## SUPPLIED PASSAGE
:::::

How can i use grok to match a single character of word

hi,
I have a string like SAMPLE DATA 08X71 +F(9)L.

i can match each word with %{WORD} like this,

%{WORD:1}\s*%{WORD:2}\s*%{WORD}

but how can I match each character separately from the last word in the same grok pattern? I want to create separate field for +, F and L

grok { match => { "message" => "%{WORD:1}\s*%{WORD:2}\s*%{WORD}\s(?<g1>.)(?<g2>.)\(%{WORD}\)(?<g3>.)" } }

Thank you for this. Would you be able to explain \s(?<g1>.) this part please? i couldn't find \s on grok default patterns, i can see SPACE and NOTSPACE though.

Take a look at the section of the grok filter documentation called "Custom Patterns". That defines a capture group that creates a field on the event called g1, which consists of a single character from the message (which is what . matches). The \s means whitespace, which you were already using.

You might want to try running logstash on the command line with this configuration

input { generator { message => 'SAMPLE DATA 08X71 +F(9)L' count => 1 } }
output { stdout { codec => rubydebug } }
filter {
  grok { match => { "message" => "%{WORD:1}\s*%{WORD:2}\s*%{WORD}\s(?<g1>.)(?<g2>.)\(%{WORD}\)(?<g3>.)" } }
}

and you should see the following plus the standard fields.

            "g3" => "L",
       "message" => "SAMPLE DATA 08X71 +F(9)L",
            "g2" => "F",
             "1" => "SAMPLE",
             "2" => "DATA",
            "g1" => "+"

I find this really useful for verifying patterns, although having to restart logstash for every tweak is painfully expensive.

This topic was automatically closed 28 days after the last reply. New replies are no longer allowed.

:::::

## INFORMATION
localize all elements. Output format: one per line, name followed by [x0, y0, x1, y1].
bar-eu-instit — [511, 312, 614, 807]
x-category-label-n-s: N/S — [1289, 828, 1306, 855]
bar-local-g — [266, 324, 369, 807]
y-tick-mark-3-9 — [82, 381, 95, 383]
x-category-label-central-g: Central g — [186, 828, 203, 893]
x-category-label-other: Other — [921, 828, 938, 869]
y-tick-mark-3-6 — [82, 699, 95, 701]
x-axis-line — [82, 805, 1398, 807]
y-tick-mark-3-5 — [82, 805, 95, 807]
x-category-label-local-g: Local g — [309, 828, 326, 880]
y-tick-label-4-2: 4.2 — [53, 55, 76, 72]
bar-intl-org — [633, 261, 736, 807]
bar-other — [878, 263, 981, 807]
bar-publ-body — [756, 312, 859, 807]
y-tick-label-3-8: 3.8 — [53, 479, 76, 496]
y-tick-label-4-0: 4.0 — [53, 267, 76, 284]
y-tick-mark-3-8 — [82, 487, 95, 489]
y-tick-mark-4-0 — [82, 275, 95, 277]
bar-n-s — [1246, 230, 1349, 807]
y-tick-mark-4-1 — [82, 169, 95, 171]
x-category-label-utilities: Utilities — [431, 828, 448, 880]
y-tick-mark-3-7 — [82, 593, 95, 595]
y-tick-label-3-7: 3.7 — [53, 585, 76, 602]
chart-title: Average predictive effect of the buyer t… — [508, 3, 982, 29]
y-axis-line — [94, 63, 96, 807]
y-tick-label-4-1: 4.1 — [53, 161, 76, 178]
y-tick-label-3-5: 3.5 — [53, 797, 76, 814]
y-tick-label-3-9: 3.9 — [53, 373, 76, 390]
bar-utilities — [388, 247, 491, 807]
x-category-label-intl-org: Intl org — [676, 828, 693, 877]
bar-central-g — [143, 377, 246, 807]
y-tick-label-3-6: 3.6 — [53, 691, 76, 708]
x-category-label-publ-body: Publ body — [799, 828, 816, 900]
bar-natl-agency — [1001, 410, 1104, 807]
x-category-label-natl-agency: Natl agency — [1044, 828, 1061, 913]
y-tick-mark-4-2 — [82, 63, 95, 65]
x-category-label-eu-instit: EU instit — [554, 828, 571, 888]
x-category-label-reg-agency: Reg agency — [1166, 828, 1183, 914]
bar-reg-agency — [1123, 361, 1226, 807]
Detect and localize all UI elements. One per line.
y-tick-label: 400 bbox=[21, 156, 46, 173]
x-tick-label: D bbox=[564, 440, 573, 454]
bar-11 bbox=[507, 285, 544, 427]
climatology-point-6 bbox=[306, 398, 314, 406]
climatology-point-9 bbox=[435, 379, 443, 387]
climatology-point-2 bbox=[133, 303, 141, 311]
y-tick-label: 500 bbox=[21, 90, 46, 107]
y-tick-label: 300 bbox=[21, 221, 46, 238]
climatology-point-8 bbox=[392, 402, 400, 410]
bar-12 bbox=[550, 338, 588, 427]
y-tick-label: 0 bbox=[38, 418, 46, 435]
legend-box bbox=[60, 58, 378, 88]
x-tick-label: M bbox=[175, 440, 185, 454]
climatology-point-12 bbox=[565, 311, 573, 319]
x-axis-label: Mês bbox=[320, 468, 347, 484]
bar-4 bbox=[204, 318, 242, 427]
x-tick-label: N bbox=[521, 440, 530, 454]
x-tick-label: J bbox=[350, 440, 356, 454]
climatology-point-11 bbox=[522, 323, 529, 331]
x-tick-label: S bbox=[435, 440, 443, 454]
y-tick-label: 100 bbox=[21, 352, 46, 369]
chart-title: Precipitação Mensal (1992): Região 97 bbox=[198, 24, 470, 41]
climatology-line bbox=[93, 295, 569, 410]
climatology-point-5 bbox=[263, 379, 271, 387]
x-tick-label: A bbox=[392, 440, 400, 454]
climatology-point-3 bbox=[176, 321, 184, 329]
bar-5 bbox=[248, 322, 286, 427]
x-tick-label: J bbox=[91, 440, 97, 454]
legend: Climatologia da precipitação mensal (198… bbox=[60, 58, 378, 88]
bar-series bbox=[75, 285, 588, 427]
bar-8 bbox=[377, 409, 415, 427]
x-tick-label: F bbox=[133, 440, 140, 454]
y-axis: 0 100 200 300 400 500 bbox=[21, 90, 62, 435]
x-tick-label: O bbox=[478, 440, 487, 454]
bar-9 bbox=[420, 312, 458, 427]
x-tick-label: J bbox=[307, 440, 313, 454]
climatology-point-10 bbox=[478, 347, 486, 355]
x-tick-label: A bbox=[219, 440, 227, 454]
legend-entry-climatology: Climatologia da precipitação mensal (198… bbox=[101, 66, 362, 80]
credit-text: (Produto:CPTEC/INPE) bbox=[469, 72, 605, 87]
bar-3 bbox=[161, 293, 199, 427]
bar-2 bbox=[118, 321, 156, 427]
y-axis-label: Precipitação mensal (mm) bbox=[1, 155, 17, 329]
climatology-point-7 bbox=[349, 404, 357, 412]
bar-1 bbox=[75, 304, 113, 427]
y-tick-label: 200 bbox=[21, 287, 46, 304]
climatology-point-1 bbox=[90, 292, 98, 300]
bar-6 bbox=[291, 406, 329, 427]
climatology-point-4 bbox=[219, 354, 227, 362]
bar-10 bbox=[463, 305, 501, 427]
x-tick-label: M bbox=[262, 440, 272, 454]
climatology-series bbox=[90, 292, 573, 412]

:::::

## APPLY WHAT YOU READ
a) For each statement, say whether it agrees with the grok thread. Answer yes or no and quote the words from the thread that decide it.
(i) \s stands for whitespace.
(ii) Restarting logstash for each change costs little.
(iii) The topic was closed automatically 14 days after the last reply.
b) Rename "logstash" to "Logstash" in the part of the grok thread starting at "and you should" and ending at "no longer allowed.".
c) List every field name that appears in the sample output shown in the grok thread.
The records come from a different source than the text.

## RESULTS FOR EACH TASK
a)
(i) Yes: "The \s means whitespace, which you were already using."
(ii) No: "having to restart logstash for every tweak is painfully expensive."
(iii) No: "This topic was automatically closed 28 days after the last reply."

b)
and you should see the following plus the standard fields.

            "g3" => "L",
       "message" => "SAMPLE DATA 08X71 +F(9)L",
            "g2" => "F",
             "1" => "SAMPLE",
             "2" => "DATA",
            "g1" => "+"

I find this really useful for verifying patterns, although having to restart Logstash for every tweak is painfully expensive.

This topic was automatically closed 28 days after the last reply. New replies are no longer allowed.

c) g3, message, g2, 1, 2, g1